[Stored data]
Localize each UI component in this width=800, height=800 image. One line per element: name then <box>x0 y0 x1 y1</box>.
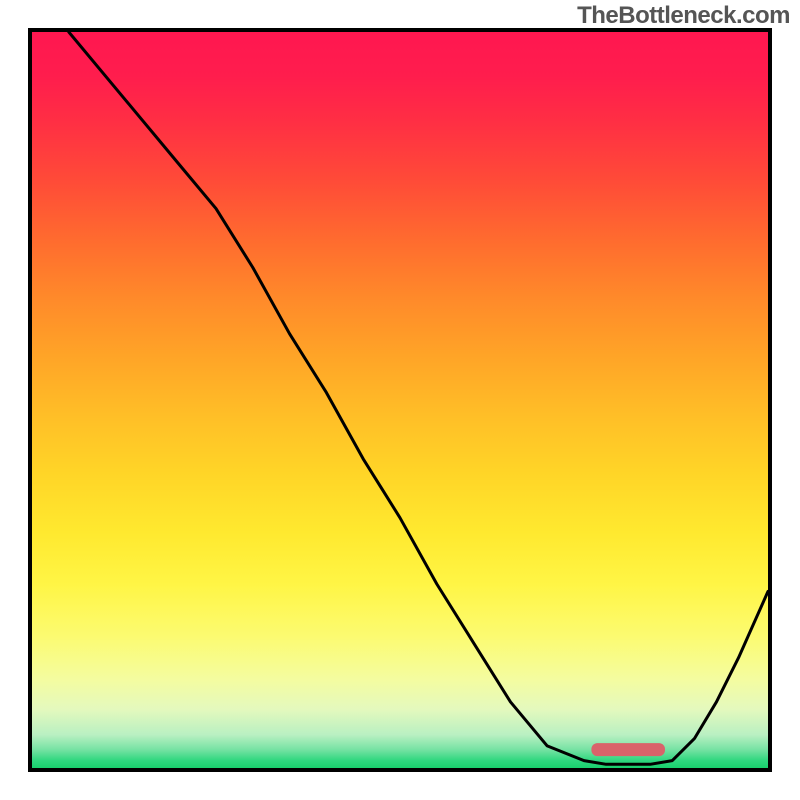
background-rect <box>32 32 768 768</box>
chart-container: TheBottleneck.com <box>0 0 800 800</box>
plot-svg <box>32 32 768 768</box>
plot-frame <box>28 28 772 772</box>
optimal-range-marker <box>591 743 665 756</box>
watermark-text: TheBottleneck.com <box>577 2 790 30</box>
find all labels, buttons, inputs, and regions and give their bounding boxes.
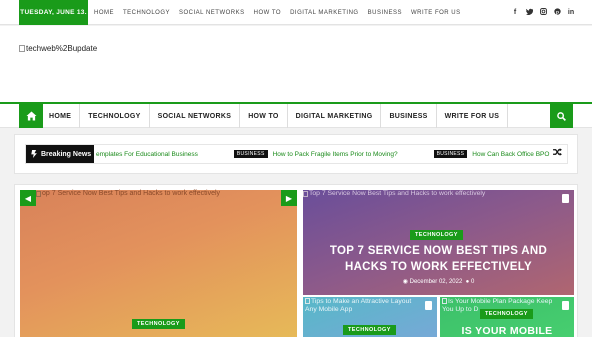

Problem - Rewrite the listing with "bounding boxes" renamed to "coordinate boxes" and nothing else changed. Leave the pictures out of your answer.

Expected output -
Localize each UI component in this width=800, height=800 image. One line per element: name then <box>x0 y0 x1 y1</box>.
background-rect <box>32 32 768 768</box>
chart-container: TheBottleneck.com <box>0 0 800 800</box>
plot-svg <box>32 32 768 768</box>
plot-frame <box>28 28 772 772</box>
optimal-range-marker <box>591 743 665 756</box>
watermark-text: TheBottleneck.com <box>577 2 790 30</box>
find all labels, buttons, inputs, and regions and give their coordinate boxes.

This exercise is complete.